» **Problem requirements**
Everything in the listing should be restated word for word.

Items from a dataset
────────
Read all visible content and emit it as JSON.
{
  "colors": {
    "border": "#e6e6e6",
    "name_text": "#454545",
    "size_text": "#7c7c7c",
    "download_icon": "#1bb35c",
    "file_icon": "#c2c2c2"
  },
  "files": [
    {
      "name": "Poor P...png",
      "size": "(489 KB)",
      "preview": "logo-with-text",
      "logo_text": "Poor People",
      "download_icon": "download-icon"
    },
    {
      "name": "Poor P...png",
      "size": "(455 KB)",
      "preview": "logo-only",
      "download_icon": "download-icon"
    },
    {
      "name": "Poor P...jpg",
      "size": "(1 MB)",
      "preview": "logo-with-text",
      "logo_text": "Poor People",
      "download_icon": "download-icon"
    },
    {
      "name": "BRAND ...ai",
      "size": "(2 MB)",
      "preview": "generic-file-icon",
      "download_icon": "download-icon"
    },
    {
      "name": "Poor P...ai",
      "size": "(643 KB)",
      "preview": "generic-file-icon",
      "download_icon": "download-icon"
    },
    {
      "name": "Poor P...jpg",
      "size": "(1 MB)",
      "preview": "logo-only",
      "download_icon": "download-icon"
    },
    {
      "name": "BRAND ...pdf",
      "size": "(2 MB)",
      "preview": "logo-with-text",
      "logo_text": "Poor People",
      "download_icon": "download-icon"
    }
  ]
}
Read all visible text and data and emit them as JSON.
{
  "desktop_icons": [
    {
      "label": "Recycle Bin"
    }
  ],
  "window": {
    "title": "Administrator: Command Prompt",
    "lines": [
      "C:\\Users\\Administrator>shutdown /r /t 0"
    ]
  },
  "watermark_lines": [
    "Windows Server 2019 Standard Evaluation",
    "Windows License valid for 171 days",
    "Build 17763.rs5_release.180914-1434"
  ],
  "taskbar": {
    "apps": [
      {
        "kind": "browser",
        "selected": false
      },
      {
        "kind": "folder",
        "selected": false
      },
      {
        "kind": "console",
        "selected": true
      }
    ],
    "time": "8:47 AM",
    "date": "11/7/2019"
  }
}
────────
» **Reply**
Read all visible content and emit it as JSON.
{
  "colors": {
    "border": "#e6e6e6",
    "name_text": "#454545",
    "size_text": "#7c7c7c",
    "download_icon": "#1bb35c",
    "file_icon": "#c2c2c2"
  },
  "files": [
    {
      "name": "Poor P...png",
      "size": "(489 KB)",
      "preview": "logo-with-text",
      "logo_text": "Poor People",
      "download_icon": "download-icon"
    },
    {
      "name": "Poor P...png",
      "size": "(455 KB)",
      "preview": "logo-only",
      "download_icon": "download-icon"
    },
    {
      "name": "Poor P...jpg",
      "size": "(1 MB)",
      "preview": "logo-with-text",
      "logo_text": "Poor People",
      "download_icon": "download-icon"
    },
    {
      "name": "BRAND ...ai",
      "size": "(2 MB)",
      "preview": "generic-file-icon",
      "download_icon": "download-icon"
    },
    {
      "name": "Poor P...ai",
      "size": "(643 KB)",
      "preview": "generic-file-icon",
      "download_icon": "download-icon"
    },
    {
      "name": "Poor P...jpg",
      "size": "(1 MB)",
      "preview": "logo-only",
      "download_icon": "download-icon"
    },
    {
      "name": "BRAND ...pdf",
      "size": "(2 MB)",
      "preview": "logo-with-text",
      "logo_text": "Poor People",
      "download_icon": "download-icon"
    }
  ]
}
Read all visible text and data and emit them as JSON.
{
  "desktop_icons": [
    {
      "label": "Recycle Bin"
    }
  ],
  "window": {
    "title": "Administrator: Command Prompt",
    "lines": [
      "C:\\Users\\Administrator>shutdown /r /t 0"
    ]
  },
  "watermark_lines": [
    "Windows Server 2019 Standard Evaluation",
    "Windows License valid for 171 days",
    "Build 17763.rs5_release.180914-1434"
  ],
  "taskbar": {
    "apps": [
      {
        "kind": "browser",
        "selected": false
      },
      {
        "kind": "folder",
        "selected": false
      },
      {
        "kind": "console",
        "selected": true
      }
    ],
    "time": "8:47 AM",
    "date": "11/7/2019"
  }
}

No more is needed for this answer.